_TASK REQUIREMENTS_:
Can you reproduce the whole listing below line for line, without changing anything and without the pictures?
___ RECORD EXCERPTS ___
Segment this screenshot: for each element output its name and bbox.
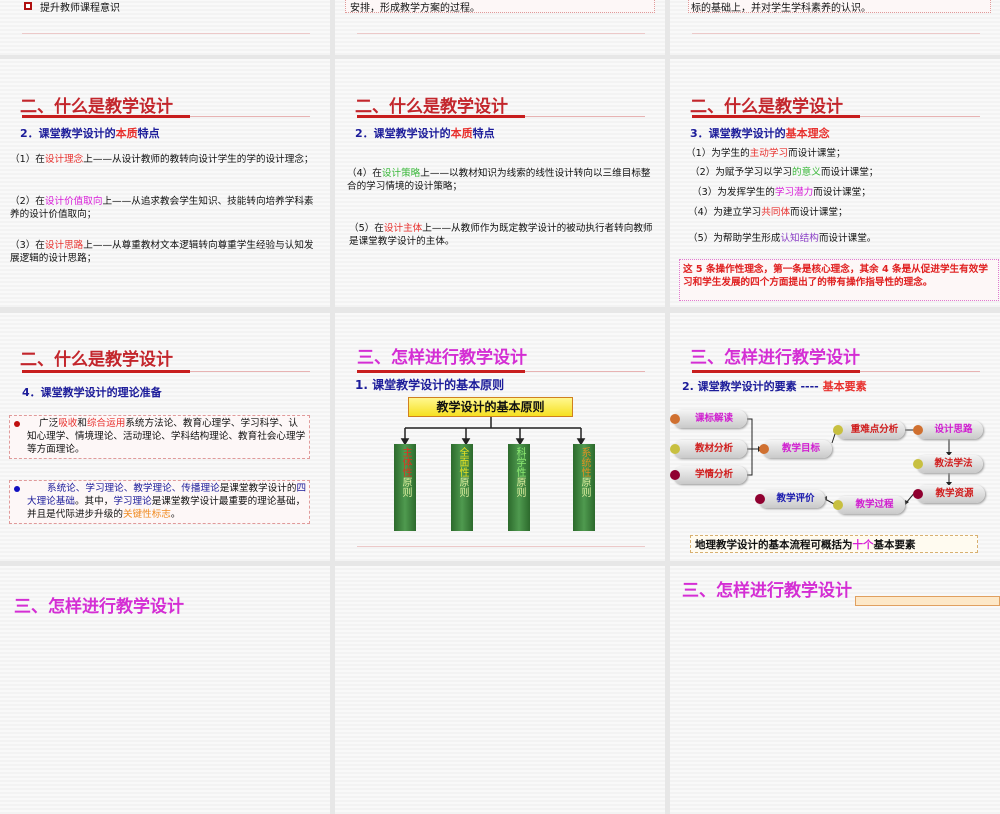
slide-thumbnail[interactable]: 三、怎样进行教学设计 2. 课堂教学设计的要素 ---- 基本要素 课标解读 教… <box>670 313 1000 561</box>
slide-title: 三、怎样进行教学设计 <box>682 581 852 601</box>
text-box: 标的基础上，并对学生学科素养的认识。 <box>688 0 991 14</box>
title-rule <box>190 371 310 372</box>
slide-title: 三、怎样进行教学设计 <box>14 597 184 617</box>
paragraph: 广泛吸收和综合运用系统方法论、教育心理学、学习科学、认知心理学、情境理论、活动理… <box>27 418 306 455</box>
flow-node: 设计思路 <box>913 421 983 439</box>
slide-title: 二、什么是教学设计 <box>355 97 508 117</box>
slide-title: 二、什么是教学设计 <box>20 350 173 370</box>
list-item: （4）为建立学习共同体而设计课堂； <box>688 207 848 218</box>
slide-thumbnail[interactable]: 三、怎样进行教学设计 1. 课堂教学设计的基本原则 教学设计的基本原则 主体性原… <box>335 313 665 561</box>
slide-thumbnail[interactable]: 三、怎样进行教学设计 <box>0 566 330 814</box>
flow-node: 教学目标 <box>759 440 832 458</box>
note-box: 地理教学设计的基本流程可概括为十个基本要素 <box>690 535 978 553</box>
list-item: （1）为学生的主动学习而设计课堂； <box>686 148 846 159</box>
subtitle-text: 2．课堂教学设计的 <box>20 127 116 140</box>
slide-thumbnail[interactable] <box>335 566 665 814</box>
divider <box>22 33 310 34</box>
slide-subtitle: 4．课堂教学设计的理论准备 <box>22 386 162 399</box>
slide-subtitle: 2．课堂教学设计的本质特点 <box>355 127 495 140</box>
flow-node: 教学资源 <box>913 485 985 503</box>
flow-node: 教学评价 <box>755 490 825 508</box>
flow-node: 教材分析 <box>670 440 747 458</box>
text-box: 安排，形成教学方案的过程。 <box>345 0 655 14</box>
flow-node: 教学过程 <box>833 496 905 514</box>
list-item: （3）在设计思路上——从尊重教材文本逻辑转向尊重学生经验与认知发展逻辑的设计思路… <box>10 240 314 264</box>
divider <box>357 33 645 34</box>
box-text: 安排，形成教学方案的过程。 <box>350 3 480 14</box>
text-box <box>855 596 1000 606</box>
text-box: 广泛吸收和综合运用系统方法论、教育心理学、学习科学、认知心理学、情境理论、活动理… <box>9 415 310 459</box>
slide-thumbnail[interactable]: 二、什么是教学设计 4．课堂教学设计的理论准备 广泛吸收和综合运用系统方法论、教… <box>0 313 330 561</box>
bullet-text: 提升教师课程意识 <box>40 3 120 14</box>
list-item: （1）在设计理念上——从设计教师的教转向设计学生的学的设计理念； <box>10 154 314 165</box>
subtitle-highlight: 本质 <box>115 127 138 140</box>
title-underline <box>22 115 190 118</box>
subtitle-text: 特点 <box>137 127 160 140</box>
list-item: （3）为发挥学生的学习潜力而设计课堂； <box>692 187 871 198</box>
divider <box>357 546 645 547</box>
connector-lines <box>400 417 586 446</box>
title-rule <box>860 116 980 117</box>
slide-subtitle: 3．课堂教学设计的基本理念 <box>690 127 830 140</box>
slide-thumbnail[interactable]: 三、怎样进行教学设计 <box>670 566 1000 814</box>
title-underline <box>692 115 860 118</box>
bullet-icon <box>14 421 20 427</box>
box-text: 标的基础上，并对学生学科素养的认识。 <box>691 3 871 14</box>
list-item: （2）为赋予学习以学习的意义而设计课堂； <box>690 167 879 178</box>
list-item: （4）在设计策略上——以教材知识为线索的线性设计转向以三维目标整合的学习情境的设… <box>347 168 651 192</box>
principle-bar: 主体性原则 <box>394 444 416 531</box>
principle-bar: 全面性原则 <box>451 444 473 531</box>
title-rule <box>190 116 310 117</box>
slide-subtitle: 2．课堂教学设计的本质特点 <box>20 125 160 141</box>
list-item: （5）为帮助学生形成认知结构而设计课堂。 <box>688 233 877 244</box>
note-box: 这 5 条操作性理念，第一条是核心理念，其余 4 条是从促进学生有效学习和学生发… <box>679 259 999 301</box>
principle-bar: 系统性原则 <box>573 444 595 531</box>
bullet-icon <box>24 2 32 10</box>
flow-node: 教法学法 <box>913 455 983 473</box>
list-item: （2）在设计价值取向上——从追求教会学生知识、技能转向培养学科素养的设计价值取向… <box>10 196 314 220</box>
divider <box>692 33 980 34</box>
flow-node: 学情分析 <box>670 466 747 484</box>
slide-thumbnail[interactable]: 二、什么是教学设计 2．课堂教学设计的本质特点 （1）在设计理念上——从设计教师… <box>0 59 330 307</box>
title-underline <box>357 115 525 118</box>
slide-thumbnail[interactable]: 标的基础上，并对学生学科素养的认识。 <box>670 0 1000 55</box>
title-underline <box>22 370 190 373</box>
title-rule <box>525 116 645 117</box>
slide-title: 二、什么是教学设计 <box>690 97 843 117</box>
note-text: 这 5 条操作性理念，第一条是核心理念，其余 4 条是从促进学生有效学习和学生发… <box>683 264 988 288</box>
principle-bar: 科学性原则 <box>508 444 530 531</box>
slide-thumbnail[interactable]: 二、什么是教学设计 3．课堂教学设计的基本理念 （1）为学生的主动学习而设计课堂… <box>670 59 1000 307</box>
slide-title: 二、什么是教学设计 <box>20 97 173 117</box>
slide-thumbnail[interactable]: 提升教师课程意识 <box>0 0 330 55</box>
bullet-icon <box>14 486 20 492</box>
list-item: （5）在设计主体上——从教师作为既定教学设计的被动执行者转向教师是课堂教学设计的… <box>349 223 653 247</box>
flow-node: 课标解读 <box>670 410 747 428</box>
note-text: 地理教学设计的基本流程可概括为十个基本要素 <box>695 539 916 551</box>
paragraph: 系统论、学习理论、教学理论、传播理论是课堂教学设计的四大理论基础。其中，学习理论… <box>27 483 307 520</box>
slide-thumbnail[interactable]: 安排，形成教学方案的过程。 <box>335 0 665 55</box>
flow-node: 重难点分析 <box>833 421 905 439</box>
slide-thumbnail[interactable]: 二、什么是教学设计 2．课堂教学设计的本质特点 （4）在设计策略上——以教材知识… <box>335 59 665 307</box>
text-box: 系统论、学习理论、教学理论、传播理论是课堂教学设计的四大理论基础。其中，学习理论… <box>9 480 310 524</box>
___
_RESULT FOR THIS EXERCISE_:
Segment this screenshot: for each element output its name and bbox.
slide-thumbnail[interactable]: 三、怎样进行教学设计 2. 课堂教学设计的要素 ---- 基本要素 课标解读 教… <box>670 313 1000 561</box>
slide-title: 三、怎样进行教学设计 <box>682 581 852 601</box>
text-box: 标的基础上，并对学生学科素养的认识。 <box>688 0 991 14</box>
title-rule <box>190 371 310 372</box>
slide-title: 三、怎样进行教学设计 <box>14 597 184 617</box>
paragraph: 广泛吸收和综合运用系统方法论、教育心理学、学习科学、认知心理学、情境理论、活动理… <box>27 418 306 455</box>
flow-node: 设计思路 <box>913 421 983 439</box>
slide-title: 二、什么是教学设计 <box>355 97 508 117</box>
slide-title: 二、什么是教学设计 <box>20 350 173 370</box>
list-item: （4）为建立学习共同体而设计课堂； <box>688 207 848 218</box>
slide-thumbnail[interactable]: 三、怎样进行教学设计 1. 课堂教学设计的基本原则 教学设计的基本原则 主体性原… <box>335 313 665 561</box>
slide-thumbnail[interactable]: 三、怎样进行教学设计 <box>0 566 330 814</box>
flow-node: 教学目标 <box>759 440 832 458</box>
note-box: 地理教学设计的基本流程可概括为十个基本要素 <box>690 535 978 553</box>
list-item: （1）为学生的主动学习而设计课堂； <box>686 148 846 159</box>
subtitle-text: 2．课堂教学设计的 <box>20 127 116 140</box>
slide-thumbnail[interactable] <box>335 566 665 814</box>
divider <box>22 33 310 34</box>
slide-subtitle: 4．课堂教学设计的理论准备 <box>22 386 162 399</box>
slide-subtitle: 2．课堂教学设计的本质特点 <box>355 127 495 140</box>
flow-node: 教学资源 <box>913 485 985 503</box>
flow-node: 教学评价 <box>755 490 825 508</box>
flow-node: 教材分析 <box>670 440 747 458</box>
text-box: 安排，形成教学方案的过程。 <box>345 0 655 14</box>
flow-node: 教学过程 <box>833 496 905 514</box>
list-item: （3）在设计思路上——从尊重教材文本逻辑转向尊重学生经验与认知发展逻辑的设计思路… <box>10 240 314 264</box>
divider <box>357 33 645 34</box>
box-text: 安排，形成教学方案的过程。 <box>350 3 480 14</box>
text-box <box>855 596 1000 606</box>
text-box: 广泛吸收和综合运用系统方法论、教育心理学、学习科学、认知心理学、情境理论、活动理… <box>9 415 310 459</box>
slide-thumbnail[interactable]: 二、什么是教学设计 4．课堂教学设计的理论准备 广泛吸收和综合运用系统方法论、教… <box>0 313 330 561</box>
bullet-text: 提升教师课程意识 <box>40 3 120 14</box>
list-item: （1）在设计理念上——从设计教师的教转向设计学生的学的设计理念； <box>10 154 314 165</box>
subtitle-highlight: 本质 <box>115 127 138 140</box>
title-underline <box>22 115 190 118</box>
subtitle-text: 特点 <box>137 127 160 140</box>
list-item: （3）为发挥学生的学习潜力而设计课堂； <box>692 187 871 198</box>
divider <box>357 546 645 547</box>
connector-lines <box>400 417 586 446</box>
title-rule <box>860 116 980 117</box>
slide-subtitle: 3．课堂教学设计的基本理念 <box>690 127 830 140</box>
slide-thumbnail[interactable]: 三、怎样进行教学设计 <box>670 566 1000 814</box>
title-underline <box>692 115 860 118</box>
bullet-icon <box>14 421 20 427</box>
box-text: 标的基础上，并对学生学科素养的认识。 <box>691 3 871 14</box>
list-item: （2）为赋予学习以学习的意义而设计课堂； <box>690 167 879 178</box>
list-item: （4）在设计策略上——以教材知识为线索的线性设计转向以三维目标整合的学习情境的设… <box>347 168 651 192</box>
principle-bar: 主体性原则 <box>394 444 416 531</box>
principle-bar: 全面性原则 <box>451 444 473 531</box>
title-rule <box>190 116 310 117</box>
slide-subtitle: 2．课堂教学设计的本质特点 <box>20 125 160 141</box>
list-item: （5）为帮助学生形成认知结构而设计课堂。 <box>688 233 877 244</box>
note-box: 这 5 条操作性理念，第一条是核心理念，其余 4 条是从促进学生有效学习和学生发… <box>679 259 999 301</box>
principle-bar: 系统性原则 <box>573 444 595 531</box>
bullet-icon <box>24 2 32 10</box>
flow-node: 教法学法 <box>913 455 983 473</box>
list-item: （2）在设计价值取向上——从追求教会学生知识、技能转向培养学科素养的设计价值取向… <box>10 196 314 220</box>
divider <box>692 33 980 34</box>
flow-node: 学情分析 <box>670 466 747 484</box>
slide-thumbnail[interactable]: 二、什么是教学设计 2．课堂教学设计的本质特点 （1）在设计理念上——从设计教师… <box>0 59 330 307</box>
title-underline <box>357 115 525 118</box>
slide-thumbnail[interactable]: 标的基础上，并对学生学科素养的认识。 <box>670 0 1000 55</box>
title-underline <box>22 370 190 373</box>
title-rule <box>525 116 645 117</box>
slide-title: 二、什么是教学设计 <box>690 97 843 117</box>
note-text: 这 5 条操作性理念，第一条是核心理念，其余 4 条是从促进学生有效学习和学生发… <box>683 264 988 288</box>
principle-bar: 科学性原则 <box>508 444 530 531</box>
slide-thumbnail[interactable]: 二、什么是教学设计 3．课堂教学设计的基本理念 （1）为学生的主动学习而设计课堂… <box>670 59 1000 307</box>
slide-title: 二、什么是教学设计 <box>20 97 173 117</box>
slide-thumbnail[interactable]: 提升教师课程意识 <box>0 0 330 55</box>
bullet-icon <box>14 486 20 492</box>
list-item: （5）在设计主体上——从教师作为既定教学设计的被动执行者转向教师是课堂教学设计的… <box>349 223 653 247</box>
flow-node: 课标解读 <box>670 410 747 428</box>
note-text: 地理教学设计的基本流程可概括为十个基本要素 <box>695 539 916 551</box>
paragraph: 系统论、学习理论、教学理论、传播理论是课堂教学设计的四大理论基础。其中，学习理论… <box>27 483 307 520</box>
slide-thumbnail[interactable]: 安排，形成教学方案的过程。 <box>335 0 665 55</box>
flow-node: 重难点分析 <box>833 421 905 439</box>
slide-thumbnail[interactable]: 二、什么是教学设计 2．课堂教学设计的本质特点 （4）在设计策略上——以教材知识… <box>335 59 665 307</box>
text-box: 系统论、学习理论、教学理论、传播理论是课堂教学设计的四大理论基础。其中，学习理论… <box>9 480 310 524</box>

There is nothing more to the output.